-- begin --
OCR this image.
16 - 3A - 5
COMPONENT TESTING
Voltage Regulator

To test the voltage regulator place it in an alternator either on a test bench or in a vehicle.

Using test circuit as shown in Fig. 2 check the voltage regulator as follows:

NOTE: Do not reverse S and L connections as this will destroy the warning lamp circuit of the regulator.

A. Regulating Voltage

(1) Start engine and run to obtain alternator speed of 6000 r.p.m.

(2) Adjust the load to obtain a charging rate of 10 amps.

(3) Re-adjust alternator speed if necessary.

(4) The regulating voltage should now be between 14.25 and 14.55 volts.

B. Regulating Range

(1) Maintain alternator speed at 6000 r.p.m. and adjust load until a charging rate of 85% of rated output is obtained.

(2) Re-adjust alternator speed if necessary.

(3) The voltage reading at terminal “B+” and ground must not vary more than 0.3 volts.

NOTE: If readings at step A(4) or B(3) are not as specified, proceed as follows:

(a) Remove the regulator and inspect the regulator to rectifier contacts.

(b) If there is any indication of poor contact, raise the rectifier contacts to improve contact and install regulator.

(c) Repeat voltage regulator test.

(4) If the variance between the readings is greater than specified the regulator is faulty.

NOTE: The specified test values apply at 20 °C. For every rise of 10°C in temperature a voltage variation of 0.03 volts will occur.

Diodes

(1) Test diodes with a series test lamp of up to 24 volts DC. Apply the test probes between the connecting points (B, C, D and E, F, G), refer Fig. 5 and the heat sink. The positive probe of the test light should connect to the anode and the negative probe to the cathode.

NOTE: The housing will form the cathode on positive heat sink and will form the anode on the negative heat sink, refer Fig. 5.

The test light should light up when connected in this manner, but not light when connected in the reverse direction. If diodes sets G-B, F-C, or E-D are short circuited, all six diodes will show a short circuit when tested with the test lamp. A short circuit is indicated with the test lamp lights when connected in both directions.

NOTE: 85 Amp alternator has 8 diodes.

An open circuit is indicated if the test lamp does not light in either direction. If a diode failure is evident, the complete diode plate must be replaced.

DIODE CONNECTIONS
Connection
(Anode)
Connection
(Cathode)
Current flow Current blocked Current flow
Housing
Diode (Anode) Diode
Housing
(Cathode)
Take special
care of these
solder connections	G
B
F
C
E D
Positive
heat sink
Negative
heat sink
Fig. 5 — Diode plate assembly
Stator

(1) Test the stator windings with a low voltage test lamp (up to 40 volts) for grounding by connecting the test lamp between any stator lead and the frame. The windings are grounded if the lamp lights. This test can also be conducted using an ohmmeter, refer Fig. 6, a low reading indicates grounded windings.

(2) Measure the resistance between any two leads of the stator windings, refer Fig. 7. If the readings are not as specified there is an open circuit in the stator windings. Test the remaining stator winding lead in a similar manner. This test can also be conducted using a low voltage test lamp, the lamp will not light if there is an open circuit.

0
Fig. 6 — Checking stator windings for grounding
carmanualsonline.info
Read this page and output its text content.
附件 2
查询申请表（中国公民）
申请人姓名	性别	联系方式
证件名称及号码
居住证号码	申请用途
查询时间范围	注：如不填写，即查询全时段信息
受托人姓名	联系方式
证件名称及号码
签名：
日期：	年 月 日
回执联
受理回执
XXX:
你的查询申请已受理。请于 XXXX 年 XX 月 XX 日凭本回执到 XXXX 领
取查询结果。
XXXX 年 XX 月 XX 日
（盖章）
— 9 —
-- end --
-- begin --
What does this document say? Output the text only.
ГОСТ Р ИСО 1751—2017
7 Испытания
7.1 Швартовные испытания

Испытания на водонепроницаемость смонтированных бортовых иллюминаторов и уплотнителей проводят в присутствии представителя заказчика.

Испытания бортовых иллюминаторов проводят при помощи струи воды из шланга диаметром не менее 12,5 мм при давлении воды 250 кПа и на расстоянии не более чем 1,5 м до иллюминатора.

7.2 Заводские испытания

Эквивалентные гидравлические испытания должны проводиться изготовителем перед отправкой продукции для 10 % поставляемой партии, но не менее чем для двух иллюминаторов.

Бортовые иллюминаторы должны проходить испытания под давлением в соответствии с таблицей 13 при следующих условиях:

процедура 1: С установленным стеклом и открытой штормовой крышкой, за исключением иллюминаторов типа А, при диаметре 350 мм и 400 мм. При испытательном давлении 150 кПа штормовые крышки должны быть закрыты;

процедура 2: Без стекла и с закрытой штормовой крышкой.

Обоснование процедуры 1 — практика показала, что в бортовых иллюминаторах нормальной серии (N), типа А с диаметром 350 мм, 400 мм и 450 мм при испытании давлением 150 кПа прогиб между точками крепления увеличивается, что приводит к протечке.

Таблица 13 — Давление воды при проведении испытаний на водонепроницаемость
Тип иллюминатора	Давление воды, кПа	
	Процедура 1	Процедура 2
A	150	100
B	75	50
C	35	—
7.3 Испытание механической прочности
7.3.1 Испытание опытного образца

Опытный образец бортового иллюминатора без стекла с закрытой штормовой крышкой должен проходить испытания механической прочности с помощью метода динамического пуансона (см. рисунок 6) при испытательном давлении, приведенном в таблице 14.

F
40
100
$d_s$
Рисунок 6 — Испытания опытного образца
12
-- end --
__Short task__:
Read through the entries and copy each line in which "does" appears.

__Exercise response__:
An open circuit is indicated if the test lamp does not light in either direction. If a diode failure is evident, the complete diode plate must be replaced.
What does this document say? Output the text only.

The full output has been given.